Job:
Return the count of lines with the string "access" in them, and nothing else.

Entries taken from a collection

## start

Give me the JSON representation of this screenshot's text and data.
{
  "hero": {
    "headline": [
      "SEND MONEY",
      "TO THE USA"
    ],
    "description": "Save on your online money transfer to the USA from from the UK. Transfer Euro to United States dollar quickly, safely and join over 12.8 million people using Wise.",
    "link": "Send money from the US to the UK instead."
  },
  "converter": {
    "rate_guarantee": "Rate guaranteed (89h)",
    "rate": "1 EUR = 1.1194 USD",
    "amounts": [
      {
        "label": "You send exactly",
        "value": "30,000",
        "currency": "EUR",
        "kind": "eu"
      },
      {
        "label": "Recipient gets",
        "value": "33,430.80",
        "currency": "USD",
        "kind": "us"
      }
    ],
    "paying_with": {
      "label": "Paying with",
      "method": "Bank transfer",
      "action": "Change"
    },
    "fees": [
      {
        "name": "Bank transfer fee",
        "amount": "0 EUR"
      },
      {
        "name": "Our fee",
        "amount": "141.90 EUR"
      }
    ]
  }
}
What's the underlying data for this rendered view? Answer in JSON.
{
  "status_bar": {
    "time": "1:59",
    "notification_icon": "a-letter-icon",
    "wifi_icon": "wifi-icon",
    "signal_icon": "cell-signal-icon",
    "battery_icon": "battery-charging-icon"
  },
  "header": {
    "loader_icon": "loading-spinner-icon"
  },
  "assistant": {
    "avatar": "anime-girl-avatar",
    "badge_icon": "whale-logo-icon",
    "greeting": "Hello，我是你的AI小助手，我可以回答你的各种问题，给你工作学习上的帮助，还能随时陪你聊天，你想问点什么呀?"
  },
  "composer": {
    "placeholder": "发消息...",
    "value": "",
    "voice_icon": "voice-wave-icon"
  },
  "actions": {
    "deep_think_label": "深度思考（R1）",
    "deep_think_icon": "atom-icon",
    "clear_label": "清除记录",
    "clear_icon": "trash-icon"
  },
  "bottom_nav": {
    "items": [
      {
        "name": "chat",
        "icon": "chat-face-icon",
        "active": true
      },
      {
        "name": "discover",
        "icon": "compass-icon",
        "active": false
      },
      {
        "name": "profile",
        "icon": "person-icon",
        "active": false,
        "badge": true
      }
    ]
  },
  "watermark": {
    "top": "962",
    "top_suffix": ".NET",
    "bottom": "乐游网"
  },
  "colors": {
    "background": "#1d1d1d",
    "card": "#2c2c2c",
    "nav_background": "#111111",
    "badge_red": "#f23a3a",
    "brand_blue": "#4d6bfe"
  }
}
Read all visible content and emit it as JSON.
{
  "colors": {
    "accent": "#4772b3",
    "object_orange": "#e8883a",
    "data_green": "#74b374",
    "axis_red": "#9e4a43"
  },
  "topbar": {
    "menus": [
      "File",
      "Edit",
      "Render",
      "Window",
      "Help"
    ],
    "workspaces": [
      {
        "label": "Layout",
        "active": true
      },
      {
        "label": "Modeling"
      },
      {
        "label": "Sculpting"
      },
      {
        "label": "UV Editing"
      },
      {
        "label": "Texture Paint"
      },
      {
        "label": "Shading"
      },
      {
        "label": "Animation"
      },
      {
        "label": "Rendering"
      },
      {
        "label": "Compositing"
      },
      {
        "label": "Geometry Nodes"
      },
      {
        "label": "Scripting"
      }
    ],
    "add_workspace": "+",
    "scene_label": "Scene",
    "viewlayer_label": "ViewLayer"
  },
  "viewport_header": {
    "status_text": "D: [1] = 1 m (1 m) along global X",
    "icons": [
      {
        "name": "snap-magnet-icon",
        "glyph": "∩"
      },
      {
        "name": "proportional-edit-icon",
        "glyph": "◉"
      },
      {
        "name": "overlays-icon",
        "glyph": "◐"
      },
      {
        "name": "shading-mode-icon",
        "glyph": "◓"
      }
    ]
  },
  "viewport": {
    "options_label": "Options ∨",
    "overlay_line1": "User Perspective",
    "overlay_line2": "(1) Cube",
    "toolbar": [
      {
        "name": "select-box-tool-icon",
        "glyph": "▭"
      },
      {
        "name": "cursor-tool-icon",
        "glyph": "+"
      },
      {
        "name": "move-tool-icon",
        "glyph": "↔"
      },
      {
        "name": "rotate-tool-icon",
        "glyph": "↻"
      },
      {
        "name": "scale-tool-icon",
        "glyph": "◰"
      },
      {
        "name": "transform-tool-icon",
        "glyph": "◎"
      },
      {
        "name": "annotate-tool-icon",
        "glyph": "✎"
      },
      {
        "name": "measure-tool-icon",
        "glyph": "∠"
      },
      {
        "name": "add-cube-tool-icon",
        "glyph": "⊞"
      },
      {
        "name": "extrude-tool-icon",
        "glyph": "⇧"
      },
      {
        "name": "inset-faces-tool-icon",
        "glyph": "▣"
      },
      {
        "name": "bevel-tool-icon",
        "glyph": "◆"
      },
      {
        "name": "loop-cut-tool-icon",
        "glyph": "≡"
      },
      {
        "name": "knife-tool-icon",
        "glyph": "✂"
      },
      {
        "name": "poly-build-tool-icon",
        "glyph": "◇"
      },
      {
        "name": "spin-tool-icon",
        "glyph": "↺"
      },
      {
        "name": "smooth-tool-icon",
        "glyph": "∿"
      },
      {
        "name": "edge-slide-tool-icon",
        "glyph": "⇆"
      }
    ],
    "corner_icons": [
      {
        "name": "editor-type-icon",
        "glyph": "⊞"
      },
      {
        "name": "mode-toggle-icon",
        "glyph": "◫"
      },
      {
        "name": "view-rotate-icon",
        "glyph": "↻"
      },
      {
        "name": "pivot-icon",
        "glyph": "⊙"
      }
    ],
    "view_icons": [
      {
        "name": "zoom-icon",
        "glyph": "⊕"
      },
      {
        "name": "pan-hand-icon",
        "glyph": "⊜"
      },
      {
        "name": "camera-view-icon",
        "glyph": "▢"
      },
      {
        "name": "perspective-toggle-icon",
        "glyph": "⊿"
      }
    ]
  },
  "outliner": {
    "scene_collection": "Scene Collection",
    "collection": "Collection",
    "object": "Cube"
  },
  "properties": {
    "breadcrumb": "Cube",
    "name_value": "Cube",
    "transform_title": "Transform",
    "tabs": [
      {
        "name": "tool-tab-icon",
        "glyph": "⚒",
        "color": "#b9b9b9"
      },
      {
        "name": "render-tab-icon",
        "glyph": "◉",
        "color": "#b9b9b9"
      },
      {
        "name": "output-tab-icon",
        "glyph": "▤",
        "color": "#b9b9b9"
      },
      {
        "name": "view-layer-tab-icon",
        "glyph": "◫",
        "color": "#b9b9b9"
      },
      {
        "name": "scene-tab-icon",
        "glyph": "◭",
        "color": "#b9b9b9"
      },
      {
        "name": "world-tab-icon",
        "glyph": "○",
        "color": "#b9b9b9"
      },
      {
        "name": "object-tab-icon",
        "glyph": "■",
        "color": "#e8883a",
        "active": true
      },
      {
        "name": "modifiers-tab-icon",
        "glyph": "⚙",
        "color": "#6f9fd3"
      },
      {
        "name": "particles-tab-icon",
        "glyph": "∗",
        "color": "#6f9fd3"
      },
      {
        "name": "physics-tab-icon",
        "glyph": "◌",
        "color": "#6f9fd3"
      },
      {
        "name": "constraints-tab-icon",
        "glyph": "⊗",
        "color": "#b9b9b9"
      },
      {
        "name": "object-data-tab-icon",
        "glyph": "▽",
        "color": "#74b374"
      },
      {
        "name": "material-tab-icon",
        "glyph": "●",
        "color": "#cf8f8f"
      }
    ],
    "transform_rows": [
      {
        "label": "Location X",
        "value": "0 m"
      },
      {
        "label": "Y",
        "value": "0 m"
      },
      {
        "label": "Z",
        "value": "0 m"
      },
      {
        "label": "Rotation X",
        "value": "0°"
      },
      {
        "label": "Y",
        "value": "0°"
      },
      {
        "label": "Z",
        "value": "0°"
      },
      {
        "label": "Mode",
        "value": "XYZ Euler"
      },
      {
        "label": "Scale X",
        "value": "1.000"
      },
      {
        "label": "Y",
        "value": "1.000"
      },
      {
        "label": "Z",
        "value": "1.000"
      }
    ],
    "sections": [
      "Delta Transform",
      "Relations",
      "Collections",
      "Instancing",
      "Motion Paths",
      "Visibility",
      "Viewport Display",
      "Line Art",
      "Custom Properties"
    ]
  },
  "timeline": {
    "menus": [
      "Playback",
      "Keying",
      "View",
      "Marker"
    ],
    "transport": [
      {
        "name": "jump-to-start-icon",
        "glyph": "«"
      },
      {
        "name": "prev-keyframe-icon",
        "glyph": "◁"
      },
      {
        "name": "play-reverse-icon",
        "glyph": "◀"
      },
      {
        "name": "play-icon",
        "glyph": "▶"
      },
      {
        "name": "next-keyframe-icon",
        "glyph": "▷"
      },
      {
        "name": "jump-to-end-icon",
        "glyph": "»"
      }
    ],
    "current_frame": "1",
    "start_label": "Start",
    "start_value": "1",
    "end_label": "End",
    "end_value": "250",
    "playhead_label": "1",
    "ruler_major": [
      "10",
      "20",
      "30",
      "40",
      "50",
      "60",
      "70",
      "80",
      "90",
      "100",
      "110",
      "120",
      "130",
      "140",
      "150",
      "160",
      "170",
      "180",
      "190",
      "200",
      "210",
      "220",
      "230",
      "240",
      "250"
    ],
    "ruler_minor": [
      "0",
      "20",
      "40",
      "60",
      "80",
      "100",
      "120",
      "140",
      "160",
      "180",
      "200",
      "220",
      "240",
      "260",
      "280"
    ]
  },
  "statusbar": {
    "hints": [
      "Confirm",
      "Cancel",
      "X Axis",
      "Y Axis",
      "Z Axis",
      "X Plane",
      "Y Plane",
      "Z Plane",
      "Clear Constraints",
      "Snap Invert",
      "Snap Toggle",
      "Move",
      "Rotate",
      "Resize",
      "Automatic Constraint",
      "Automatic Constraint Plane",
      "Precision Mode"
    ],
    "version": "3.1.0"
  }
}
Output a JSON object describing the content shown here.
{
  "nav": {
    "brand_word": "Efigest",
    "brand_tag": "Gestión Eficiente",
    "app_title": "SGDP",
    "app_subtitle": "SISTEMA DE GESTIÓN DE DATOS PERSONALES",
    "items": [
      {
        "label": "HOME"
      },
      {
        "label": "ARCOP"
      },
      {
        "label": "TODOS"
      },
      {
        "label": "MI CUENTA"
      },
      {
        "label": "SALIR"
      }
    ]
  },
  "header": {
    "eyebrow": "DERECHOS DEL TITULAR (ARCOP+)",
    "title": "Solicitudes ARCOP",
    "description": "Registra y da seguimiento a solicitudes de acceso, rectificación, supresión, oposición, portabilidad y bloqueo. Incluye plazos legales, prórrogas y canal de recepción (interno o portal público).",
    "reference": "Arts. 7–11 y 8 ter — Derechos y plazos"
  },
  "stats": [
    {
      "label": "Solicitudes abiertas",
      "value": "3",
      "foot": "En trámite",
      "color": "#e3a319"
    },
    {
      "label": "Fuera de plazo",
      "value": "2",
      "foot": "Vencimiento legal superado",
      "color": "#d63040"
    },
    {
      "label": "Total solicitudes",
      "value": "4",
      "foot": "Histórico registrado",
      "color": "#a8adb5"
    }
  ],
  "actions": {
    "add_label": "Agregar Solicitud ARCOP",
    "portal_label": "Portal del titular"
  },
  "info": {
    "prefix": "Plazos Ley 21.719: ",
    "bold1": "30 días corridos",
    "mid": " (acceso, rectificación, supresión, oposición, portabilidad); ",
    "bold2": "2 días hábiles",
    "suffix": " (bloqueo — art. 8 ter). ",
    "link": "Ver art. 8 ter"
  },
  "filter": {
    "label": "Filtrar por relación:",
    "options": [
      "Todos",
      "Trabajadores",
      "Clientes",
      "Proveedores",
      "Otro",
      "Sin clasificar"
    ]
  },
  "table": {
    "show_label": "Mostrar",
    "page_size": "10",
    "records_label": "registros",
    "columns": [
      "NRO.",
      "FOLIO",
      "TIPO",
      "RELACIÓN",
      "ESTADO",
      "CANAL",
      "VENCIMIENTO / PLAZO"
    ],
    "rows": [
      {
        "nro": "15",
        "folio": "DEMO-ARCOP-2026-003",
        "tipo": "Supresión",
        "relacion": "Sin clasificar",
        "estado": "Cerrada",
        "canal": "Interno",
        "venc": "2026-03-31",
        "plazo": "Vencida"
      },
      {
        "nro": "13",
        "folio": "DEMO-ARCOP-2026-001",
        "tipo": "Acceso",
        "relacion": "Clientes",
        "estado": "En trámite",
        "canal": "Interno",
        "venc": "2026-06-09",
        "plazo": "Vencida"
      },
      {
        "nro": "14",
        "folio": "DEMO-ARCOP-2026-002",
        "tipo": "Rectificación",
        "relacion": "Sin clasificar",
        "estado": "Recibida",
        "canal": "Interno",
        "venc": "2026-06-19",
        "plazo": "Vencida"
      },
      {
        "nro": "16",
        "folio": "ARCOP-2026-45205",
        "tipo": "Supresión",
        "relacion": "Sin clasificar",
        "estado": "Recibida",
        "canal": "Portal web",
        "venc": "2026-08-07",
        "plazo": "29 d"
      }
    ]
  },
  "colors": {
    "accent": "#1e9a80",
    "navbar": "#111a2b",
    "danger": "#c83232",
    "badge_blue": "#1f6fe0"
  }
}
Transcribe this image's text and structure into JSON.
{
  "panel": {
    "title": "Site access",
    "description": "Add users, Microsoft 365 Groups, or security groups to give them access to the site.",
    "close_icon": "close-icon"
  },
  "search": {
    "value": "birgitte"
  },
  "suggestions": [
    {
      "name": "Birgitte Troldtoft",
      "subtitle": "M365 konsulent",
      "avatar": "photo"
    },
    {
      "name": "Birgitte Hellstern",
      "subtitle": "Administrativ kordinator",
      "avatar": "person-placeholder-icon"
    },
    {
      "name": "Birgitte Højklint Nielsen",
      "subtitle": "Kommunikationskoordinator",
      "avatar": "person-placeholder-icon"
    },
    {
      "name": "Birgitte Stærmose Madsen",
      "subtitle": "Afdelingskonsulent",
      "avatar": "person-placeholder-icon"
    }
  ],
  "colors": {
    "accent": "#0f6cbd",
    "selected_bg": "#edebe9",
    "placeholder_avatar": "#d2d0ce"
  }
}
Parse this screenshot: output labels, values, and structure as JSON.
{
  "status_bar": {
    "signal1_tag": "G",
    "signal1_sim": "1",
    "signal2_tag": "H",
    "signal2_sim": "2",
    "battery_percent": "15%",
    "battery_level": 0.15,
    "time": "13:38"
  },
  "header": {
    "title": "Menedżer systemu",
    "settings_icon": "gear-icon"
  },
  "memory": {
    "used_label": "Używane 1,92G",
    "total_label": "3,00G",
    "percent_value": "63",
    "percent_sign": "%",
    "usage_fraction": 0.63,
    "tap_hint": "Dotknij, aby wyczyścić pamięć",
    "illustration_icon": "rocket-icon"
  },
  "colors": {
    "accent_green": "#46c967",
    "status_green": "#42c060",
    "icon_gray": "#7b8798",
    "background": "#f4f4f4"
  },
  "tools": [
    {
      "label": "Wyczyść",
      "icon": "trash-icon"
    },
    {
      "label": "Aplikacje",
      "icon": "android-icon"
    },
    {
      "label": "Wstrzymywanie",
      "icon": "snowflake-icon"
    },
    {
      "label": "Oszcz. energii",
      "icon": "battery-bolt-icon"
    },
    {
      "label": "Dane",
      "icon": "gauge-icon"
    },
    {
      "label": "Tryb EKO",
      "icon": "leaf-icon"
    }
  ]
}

## end

Worked answer:
2